Required task
Copy the rows from the first one up to and including the line with "staticText: Select Storage <box>14", swapping "Refresh Sizes" for "Reload Sizes" and leaving everything else unchanged.

= = = = =

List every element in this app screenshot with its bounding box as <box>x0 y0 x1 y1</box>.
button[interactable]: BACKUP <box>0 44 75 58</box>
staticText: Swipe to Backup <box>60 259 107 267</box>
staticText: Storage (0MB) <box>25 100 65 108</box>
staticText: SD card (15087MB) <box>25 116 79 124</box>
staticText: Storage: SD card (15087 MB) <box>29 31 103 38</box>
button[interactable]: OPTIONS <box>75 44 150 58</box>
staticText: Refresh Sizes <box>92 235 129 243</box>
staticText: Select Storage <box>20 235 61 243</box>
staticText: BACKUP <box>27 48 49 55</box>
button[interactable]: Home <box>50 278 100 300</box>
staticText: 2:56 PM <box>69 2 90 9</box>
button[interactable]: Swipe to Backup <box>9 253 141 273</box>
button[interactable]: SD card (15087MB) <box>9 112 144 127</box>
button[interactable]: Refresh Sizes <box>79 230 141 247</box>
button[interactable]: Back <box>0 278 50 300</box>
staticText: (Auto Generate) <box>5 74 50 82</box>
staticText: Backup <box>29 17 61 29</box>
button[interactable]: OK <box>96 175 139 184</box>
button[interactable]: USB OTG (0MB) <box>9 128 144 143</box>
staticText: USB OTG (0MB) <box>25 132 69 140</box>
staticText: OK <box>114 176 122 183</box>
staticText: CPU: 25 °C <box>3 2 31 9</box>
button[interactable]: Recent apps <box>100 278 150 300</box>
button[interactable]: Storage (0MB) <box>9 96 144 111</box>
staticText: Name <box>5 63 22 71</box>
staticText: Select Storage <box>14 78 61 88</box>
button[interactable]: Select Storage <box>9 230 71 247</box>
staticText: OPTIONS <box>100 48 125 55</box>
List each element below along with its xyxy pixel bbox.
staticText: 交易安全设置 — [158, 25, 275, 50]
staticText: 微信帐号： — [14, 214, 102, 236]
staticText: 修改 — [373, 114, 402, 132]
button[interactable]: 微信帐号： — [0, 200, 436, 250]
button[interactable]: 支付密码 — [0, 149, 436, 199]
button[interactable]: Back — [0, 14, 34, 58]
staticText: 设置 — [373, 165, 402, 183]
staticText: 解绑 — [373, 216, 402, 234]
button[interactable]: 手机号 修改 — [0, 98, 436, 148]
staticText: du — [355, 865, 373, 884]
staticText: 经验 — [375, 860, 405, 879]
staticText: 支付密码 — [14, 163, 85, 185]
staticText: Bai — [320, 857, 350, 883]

= = = = =

Exercise answer
List every element in this app screenshot with its bounding box as <box>x0 y0 x1 y1</box>.
button[interactable]: BACKUP <box>0 44 75 58</box>
staticText: Swipe to Backup <box>60 259 107 267</box>
staticText: Storage (0MB) <box>25 100 65 108</box>
staticText: SD card (15087MB) <box>25 116 79 124</box>
staticText: Storage: SD card (15087 MB) <box>29 31 103 38</box>
button[interactable]: OPTIONS <box>75 44 150 58</box>
staticText: Reload Sizes <box>92 235 129 243</box>
staticText: Select Storage <box>20 235 61 243</box>
staticText: BACKUP <box>27 48 49 55</box>
button[interactable]: Home <box>50 278 100 300</box>
staticText: 2:56 PM <box>69 2 90 9</box>
button[interactable]: Swipe to Backup <box>9 253 141 273</box>
button[interactable]: SD card (15087MB) <box>9 112 144 127</box>
button[interactable]: Reload Sizes <box>79 230 141 247</box>
button[interactable]: Back <box>0 278 50 300</box>
staticText: (Auto Generate) <box>5 74 50 82</box>
staticText: Backup <box>29 17 61 29</box>
button[interactable]: OK <box>96 175 139 184</box>
button[interactable]: USB OTG (0MB) <box>9 128 144 143</box>
staticText: USB OTG (0MB) <box>25 132 69 140</box>
staticText: OK <box>114 176 122 183</box>
staticText: CPU: 25 °C <box>3 2 31 9</box>
button[interactable]: Recent apps <box>100 278 150 300</box>
button[interactable]: Storage (0MB) <box>9 96 144 111</box>
staticText: Name <box>5 63 22 71</box>
staticText: Select Storage <box>14 78 61 88</box>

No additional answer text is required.